### Required task
Below is a listing; copy all of it exactly.

### Given records
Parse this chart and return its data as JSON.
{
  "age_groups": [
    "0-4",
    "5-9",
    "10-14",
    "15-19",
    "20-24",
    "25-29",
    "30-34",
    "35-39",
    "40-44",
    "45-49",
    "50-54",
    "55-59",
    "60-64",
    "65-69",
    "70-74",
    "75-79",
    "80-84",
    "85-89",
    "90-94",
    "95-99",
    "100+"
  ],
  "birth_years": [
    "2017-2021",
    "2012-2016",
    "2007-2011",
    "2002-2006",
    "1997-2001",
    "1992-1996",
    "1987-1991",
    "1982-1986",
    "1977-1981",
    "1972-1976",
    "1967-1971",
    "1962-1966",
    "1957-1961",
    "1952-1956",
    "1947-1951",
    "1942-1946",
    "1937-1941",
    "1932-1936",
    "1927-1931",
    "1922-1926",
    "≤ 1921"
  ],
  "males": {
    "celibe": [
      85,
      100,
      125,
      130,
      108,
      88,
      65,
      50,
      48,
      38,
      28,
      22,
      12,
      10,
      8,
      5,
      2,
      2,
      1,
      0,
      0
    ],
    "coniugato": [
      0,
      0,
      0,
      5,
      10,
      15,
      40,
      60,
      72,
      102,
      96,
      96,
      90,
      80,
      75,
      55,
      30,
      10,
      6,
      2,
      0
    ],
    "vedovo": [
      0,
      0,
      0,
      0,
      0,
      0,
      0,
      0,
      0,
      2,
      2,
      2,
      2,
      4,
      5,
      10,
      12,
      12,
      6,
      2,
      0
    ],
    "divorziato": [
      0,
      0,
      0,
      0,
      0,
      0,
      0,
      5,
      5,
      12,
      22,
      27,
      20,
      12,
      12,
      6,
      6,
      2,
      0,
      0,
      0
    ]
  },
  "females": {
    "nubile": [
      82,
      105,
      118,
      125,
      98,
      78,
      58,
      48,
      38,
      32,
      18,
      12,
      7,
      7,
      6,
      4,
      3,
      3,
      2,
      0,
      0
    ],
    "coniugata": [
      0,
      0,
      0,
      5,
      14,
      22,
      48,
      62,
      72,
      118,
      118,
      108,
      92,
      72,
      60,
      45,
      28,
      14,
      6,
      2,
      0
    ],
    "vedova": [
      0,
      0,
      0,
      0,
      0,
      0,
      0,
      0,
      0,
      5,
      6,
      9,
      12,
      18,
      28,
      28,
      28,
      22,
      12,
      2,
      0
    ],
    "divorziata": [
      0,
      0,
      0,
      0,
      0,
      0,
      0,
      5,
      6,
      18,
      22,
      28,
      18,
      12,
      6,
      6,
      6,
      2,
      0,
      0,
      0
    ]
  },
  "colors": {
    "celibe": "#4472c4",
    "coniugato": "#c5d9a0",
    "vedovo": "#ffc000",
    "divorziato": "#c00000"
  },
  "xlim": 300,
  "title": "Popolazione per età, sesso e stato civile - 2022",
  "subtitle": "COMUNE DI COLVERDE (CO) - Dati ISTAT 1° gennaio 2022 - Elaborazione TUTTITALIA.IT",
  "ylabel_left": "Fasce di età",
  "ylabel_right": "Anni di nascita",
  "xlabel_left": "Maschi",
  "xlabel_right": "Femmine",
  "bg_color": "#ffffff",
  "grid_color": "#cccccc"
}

### Solution to this exercise
Parse this chart and return its data as JSON.
{
  "age_groups": [
    "0-4",
    "5-9",
    "10-14",
    "15-19",
    "20-24",
    "25-29",
    "30-34",
    "35-39",
    "40-44",
    "45-49",
    "50-54",
    "55-59",
    "60-64",
    "65-69",
    "70-74",
    "75-79",
    "80-84",
    "85-89",
    "90-94",
    "95-99",
    "100+"
  ],
  "birth_years": [
    "2017-2021",
    "2012-2016",
    "2007-2011",
    "2002-2006",
    "1997-2001",
    "1992-1996",
    "1987-1991",
    "1982-1986",
    "1977-1981",
    "1972-1976",
    "1967-1971",
    "1962-1966",
    "1957-1961",
    "1952-1956",
    "1947-1951",
    "1942-1946",
    "1937-1941",
    "1932-1936",
    "1927-1931",
    "1922-1926",
    "≤ 1921"
  ],
  "males": {
    "celibe": [
      85,
      100,
      125,
      130,
      108,
      88,
      65,
      50,
      48,
      38,
      28,
      22,
      12,
      10,
      8,
      5,
      2,
      2,
      1,
      0,
      0
    ],
    "coniugato": [
      0,
      0,
      0,
      5,
      10,
      15,
      40,
      60,
      72,
      102,
      96,
      96,
      90,
      80,
      75,
      55,
      30,
      10,
      6,
      2,
      0
    ],
    "vedovo": [
      0,
      0,
      0,
      0,
      0,
      0,
      0,
      0,
      0,
      2,
      2,
      2,
      2,
      4,
      5,
      10,
      12,
      12,
      6,
      2,
      0
    ],
    "divorziato": [
      0,
      0,
      0,
      0,
      0,
      0,
      0,
      5,
      5,
      12,
      22,
      27,
      20,
      12,
      12,
      6,
      6,
      2,
      0,
      0,
      0
    ]
  },
  "females": {
    "nubile": [
      82,
      105,
      118,
      125,
      98,
      78,
      58,
      48,
      38,
      32,
      18,
      12,
      7,
      7,
      6,
      4,
      3,
      3,
      2,
      0,
      0
    ],
    "coniugata": [
      0,
      0,
      0,
      5,
      14,
      22,
      48,
      62,
      72,
      118,
      118,
      108,
      92,
      72,
      60,
      45,
      28,
      14,
      6,
      2,
      0
    ],
    "vedova": [
      0,
      0,
      0,
      0,
      0,
      0,
      0,
      0,
      0,
      5,
      6,
      9,
      12,
      18,
      28,
      28,
      28,
      22,
      12,
      2,
      0
    ],
    "divorziata": [
      0,
      0,
      0,
      0,
      0,
      0,
      0,
      5,
      6,
      18,
      22,
      28,
      18,
      12,
      6,
      6,
      6,
      2,
      0,
      0,
      0
    ]
  },
  "colors": {
    "celibe": "#4472c4",
    "coniugato": "#c5d9a0",
    "vedovo": "#ffc000",
    "divorziato": "#c00000"
  },
  "xlim": 300,
  "title": "Popolazione per età, sesso e stato civile - 2022",
  "subtitle": "COMUNE DI COLVERDE (CO) - Dati ISTAT 1° gennaio 2022 - Elaborazione TUTTITALIA.IT",
  "ylabel_left": "Fasce di età",
  "ylabel_right": "Anni di nascita",
  "xlabel_left": "Maschi",
  "xlabel_right": "Femmine",
  "bg_color": "#ffffff",
  "grid_color": "#cccccc"
}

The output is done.